▸ What you should do
Write out all of the records precisely. Skip anything that is a picture.

----- Material supplied

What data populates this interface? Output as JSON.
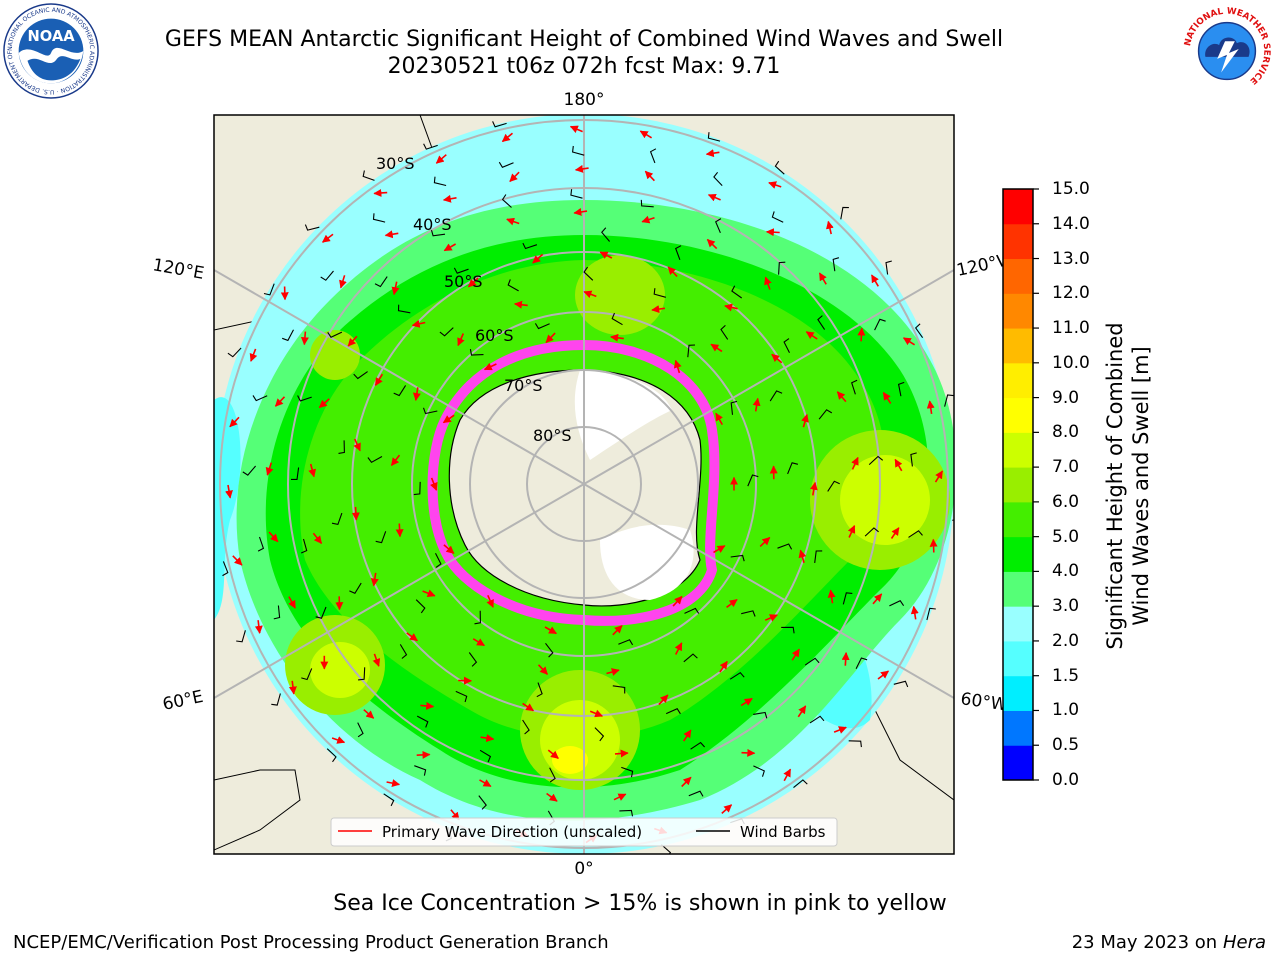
{
  "header": {
    "title_line1": "GEFS MEAN Antarctic Significant Height of Combined Wind Waves and Swell",
    "title_line2": "20230521 t06z 072h fcst   Max: 9.71"
  },
  "logos": {
    "left": "noaa-logo",
    "left_text": "NOAA",
    "left_ring_text": "NATIONAL OCEANIC AND ATMOSPHERIC ADMINISTRATION · U.S. DEPARTMENT OF COMMERCE",
    "right": "national-weather-service-logo",
    "right_ring_text": "NATIONAL WEATHER SERVICE"
  },
  "map": {
    "projection": "south-polar-stereographic",
    "lat_labels": [
      "30°S",
      "40°S",
      "50°S",
      "60°S",
      "70°S",
      "80°S"
    ],
    "lon_labels": {
      "top": "180°",
      "bottom": "0°",
      "left_upper": "120°E",
      "left_lower": "60°E",
      "right_upper": "120°W",
      "right_lower": "60°W"
    },
    "colors": {
      "land": "#eeecdc",
      "ice_shelf": "#ffffff",
      "sea_ice_edge": "#ff44ee",
      "wave_arrow": "#ff0000",
      "wind_barb": "#000000",
      "grid": "#b4b4b4"
    },
    "legend": {
      "primary_wave_direction": "Primary Wave Direction (unscaled)",
      "wind_barbs": "Wind Barbs"
    }
  },
  "colorbar": {
    "ticks": [
      "15.0",
      "14.0",
      "13.0",
      "12.0",
      "11.0",
      "10.0",
      "9.0",
      "8.0",
      "7.0",
      "6.0",
      "5.0",
      "4.0",
      "3.0",
      "2.0",
      "1.5",
      "1.0",
      "0.5",
      "0.0"
    ],
    "colors_bottom_to_top": [
      "#0000ff",
      "#0077ff",
      "#00eeff",
      "#55ffff",
      "#99ffff",
      "#55ff77",
      "#00ee00",
      "#44ee00",
      "#99ee00",
      "#ccff00",
      "#ffff00",
      "#ffee00",
      "#ffbb00",
      "#ff8800",
      "#ff6600",
      "#ff3300",
      "#ff0000"
    ],
    "label_line1": "Significant Height of Combined",
    "label_line2": "Wind Waves and Swell [m]"
  },
  "notes": {
    "sea_ice": "Sea Ice Concentration > 15% is shown in pink to yellow",
    "credit": "NCEP/EMC/Verification Post Processing Product Generation Branch",
    "date": "23 May 2023 on",
    "machine": "Hera"
  }
}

----------

▸ Task answer
What data populates this interface? Output as JSON.
{
  "header": {
    "title_line1": "GEFS MEAN Antarctic Significant Height of Combined Wind Waves and Swell",
    "title_line2": "20230521 t06z 072h fcst   Max: 9.71"
  },
  "logos": {
    "left": "noaa-logo",
    "left_text": "NOAA",
    "left_ring_text": "NATIONAL OCEANIC AND ATMOSPHERIC ADMINISTRATION · U.S. DEPARTMENT OF COMMERCE",
    "right": "national-weather-service-logo",
    "right_ring_text": "NATIONAL WEATHER SERVICE"
  },
  "map": {
    "projection": "south-polar-stereographic",
    "lat_labels": [
      "30°S",
      "40°S",
      "50°S",
      "60°S",
      "70°S",
      "80°S"
    ],
    "lon_labels": {
      "top": "180°",
      "bottom": "0°",
      "left_upper": "120°E",
      "left_lower": "60°E",
      "right_upper": "120°W",
      "right_lower": "60°W"
    },
    "colors": {
      "land": "#eeecdc",
      "ice_shelf": "#ffffff",
      "sea_ice_edge": "#ff44ee",
      "wave_arrow": "#ff0000",
      "wind_barb": "#000000",
      "grid": "#b4b4b4"
    },
    "legend": {
      "primary_wave_direction": "Primary Wave Direction (unscaled)",
      "wind_barbs": "Wind Barbs"
    }
  },
  "colorbar": {
    "ticks": [
      "15.0",
      "14.0",
      "13.0",
      "12.0",
      "11.0",
      "10.0",
      "9.0",
      "8.0",
      "7.0",
      "6.0",
      "5.0",
      "4.0",
      "3.0",
      "2.0",
      "1.5",
      "1.0",
      "0.5",
      "0.0"
    ],
    "colors_bottom_to_top": [
      "#0000ff",
      "#0077ff",
      "#00eeff",
      "#55ffff",
      "#99ffff",
      "#55ff77",
      "#00ee00",
      "#44ee00",
      "#99ee00",
      "#ccff00",
      "#ffff00",
      "#ffee00",
      "#ffbb00",
      "#ff8800",
      "#ff6600",
      "#ff3300",
      "#ff0000"
    ],
    "label_line1": "Significant Height of Combined",
    "label_line2": "Wind Waves and Swell [m]"
  },
  "notes": {
    "sea_ice": "Sea Ice Concentration > 15% is shown in pink to yellow",
    "credit": "NCEP/EMC/Verification Post Processing Product Generation Branch",
    "date": "23 May 2023 on",
    "machine": "Hera"
  }
}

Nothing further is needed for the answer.